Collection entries
══════

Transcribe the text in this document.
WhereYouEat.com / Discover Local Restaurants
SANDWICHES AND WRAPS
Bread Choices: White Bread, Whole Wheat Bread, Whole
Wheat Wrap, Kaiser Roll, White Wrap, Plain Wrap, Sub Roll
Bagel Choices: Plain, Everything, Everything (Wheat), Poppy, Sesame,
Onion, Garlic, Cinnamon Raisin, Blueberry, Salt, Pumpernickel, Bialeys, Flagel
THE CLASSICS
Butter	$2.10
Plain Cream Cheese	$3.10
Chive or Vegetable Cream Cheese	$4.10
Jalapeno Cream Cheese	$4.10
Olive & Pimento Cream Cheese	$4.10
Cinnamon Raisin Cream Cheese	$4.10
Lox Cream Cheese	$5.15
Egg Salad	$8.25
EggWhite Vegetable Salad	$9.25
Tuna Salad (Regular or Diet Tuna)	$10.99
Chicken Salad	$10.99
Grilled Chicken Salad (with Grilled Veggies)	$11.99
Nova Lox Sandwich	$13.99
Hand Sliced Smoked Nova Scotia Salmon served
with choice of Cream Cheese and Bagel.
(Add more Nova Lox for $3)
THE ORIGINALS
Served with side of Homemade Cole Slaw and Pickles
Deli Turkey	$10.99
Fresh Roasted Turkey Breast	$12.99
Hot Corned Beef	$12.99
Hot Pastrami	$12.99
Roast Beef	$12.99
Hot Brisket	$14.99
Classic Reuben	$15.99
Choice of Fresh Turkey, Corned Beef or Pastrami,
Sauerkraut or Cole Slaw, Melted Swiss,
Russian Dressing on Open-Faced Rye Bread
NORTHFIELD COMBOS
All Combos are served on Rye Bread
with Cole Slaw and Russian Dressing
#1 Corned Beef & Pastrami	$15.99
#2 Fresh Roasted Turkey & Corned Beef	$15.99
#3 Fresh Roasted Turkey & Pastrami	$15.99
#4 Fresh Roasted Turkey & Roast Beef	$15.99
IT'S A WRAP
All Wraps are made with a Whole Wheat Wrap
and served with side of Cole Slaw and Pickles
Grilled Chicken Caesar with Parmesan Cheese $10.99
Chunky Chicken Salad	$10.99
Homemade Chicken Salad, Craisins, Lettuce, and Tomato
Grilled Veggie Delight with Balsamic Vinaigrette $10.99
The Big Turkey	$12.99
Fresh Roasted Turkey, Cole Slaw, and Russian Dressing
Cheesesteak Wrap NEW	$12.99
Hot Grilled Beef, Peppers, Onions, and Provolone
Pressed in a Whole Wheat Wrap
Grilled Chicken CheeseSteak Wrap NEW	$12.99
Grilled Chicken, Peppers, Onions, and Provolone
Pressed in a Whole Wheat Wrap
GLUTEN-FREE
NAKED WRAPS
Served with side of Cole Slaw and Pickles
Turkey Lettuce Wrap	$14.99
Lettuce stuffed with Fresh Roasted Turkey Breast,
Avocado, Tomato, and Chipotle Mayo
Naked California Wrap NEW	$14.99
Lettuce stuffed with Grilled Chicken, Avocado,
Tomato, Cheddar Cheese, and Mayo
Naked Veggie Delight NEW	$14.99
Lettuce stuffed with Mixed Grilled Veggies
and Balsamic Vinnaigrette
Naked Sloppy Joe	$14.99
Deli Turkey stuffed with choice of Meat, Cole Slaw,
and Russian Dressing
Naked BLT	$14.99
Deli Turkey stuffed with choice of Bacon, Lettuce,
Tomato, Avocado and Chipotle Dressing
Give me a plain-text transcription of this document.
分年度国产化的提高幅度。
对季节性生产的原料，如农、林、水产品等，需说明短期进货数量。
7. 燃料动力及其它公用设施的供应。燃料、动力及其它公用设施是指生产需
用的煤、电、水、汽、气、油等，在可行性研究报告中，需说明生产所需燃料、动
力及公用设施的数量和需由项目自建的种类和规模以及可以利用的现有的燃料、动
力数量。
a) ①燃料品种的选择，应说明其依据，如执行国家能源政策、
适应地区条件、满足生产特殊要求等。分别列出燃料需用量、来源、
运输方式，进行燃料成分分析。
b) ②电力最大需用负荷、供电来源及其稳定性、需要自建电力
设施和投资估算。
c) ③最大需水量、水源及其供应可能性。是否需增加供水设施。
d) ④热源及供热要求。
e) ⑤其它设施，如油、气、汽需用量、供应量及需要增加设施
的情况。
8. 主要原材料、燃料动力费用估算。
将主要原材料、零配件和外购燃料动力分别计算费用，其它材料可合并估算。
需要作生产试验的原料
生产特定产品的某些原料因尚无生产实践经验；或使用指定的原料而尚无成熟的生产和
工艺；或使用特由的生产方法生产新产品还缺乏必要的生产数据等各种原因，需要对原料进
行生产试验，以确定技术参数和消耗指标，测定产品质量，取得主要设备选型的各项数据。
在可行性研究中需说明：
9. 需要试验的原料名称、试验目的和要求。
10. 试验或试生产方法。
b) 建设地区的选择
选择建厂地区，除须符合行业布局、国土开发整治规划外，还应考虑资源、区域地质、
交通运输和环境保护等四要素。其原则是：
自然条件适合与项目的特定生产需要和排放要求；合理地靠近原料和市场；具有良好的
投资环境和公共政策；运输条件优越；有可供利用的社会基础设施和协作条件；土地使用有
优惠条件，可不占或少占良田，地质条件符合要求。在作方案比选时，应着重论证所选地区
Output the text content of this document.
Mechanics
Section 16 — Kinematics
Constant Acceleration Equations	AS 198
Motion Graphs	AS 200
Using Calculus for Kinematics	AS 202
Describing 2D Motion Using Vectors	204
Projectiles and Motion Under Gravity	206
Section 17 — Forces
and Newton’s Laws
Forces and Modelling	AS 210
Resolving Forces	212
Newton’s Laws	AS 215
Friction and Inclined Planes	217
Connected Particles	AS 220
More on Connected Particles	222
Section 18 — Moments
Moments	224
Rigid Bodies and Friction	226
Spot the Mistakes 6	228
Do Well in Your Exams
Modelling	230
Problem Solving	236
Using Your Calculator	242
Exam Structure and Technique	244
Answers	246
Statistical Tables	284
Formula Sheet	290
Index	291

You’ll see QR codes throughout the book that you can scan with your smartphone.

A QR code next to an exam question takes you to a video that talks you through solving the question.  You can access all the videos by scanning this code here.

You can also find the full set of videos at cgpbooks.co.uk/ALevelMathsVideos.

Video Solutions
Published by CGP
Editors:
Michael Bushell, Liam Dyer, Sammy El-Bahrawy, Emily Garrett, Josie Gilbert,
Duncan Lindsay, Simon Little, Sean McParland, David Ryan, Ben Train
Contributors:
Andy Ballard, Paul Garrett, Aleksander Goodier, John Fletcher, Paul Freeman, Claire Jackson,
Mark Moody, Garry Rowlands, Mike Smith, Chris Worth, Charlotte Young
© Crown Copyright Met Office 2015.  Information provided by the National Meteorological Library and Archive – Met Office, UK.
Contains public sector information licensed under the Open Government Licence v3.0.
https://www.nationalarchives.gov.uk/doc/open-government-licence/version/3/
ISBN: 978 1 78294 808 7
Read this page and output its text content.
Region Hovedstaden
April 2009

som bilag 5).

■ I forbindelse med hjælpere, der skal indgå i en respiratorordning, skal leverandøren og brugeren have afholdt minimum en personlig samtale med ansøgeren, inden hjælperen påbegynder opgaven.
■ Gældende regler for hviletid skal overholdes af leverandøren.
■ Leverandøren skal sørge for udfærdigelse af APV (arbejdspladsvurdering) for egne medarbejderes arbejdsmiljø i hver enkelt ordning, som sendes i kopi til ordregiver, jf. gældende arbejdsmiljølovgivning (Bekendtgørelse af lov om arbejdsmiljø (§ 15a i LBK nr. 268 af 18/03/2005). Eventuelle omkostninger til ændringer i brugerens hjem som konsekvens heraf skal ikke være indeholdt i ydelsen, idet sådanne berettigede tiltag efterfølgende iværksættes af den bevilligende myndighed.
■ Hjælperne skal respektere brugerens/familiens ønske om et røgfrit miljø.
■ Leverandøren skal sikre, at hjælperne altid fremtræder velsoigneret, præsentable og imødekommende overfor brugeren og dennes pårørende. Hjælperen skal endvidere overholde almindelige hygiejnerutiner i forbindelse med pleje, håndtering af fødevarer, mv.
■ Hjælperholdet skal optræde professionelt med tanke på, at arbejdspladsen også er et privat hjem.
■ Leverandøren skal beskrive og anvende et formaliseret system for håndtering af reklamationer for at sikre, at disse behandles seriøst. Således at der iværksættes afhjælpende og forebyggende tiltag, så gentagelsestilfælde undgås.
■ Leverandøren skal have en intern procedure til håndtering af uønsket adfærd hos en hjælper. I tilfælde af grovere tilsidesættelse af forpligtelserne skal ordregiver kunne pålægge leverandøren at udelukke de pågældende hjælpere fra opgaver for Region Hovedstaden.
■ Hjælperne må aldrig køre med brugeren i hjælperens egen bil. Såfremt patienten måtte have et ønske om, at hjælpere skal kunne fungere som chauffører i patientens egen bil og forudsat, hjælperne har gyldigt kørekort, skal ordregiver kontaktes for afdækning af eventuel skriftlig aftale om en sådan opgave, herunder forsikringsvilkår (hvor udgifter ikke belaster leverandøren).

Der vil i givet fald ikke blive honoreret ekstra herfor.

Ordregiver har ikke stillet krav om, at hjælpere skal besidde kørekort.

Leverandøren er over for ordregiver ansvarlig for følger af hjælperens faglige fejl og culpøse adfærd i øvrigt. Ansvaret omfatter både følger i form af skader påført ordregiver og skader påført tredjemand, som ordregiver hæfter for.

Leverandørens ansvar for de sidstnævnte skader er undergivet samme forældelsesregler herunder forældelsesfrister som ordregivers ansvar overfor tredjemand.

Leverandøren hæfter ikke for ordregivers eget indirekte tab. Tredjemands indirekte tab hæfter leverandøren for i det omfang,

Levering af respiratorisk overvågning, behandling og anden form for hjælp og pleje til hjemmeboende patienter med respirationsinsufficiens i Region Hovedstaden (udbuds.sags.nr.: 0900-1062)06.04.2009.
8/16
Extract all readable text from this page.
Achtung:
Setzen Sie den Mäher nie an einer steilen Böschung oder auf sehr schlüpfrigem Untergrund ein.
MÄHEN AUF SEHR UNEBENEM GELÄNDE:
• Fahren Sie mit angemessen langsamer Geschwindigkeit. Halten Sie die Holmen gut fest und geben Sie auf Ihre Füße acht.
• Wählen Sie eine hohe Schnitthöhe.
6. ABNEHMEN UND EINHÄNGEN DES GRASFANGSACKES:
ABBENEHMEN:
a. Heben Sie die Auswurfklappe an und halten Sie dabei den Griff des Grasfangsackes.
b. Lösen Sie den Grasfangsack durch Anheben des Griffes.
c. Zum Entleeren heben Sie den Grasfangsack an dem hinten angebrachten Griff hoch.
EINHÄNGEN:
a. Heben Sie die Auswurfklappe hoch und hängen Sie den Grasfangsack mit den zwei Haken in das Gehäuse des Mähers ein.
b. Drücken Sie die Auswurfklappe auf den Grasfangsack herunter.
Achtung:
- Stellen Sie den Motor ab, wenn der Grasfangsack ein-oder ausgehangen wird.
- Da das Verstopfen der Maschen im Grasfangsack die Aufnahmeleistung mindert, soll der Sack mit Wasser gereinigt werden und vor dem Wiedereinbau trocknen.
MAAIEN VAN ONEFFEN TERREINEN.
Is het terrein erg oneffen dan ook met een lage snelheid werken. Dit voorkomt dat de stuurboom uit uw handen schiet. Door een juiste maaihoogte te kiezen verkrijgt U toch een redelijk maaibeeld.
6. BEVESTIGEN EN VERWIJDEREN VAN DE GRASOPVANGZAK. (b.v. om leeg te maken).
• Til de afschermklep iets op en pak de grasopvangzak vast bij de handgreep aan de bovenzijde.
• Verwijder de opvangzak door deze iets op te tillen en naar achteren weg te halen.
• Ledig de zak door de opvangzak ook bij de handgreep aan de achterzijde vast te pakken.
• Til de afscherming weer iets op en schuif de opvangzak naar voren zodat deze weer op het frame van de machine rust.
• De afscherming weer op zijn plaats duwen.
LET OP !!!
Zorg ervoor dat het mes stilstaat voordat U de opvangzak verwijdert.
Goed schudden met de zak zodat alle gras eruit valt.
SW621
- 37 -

══════

Reply with nothing but the number of lines in the data above that contain "Cream".

7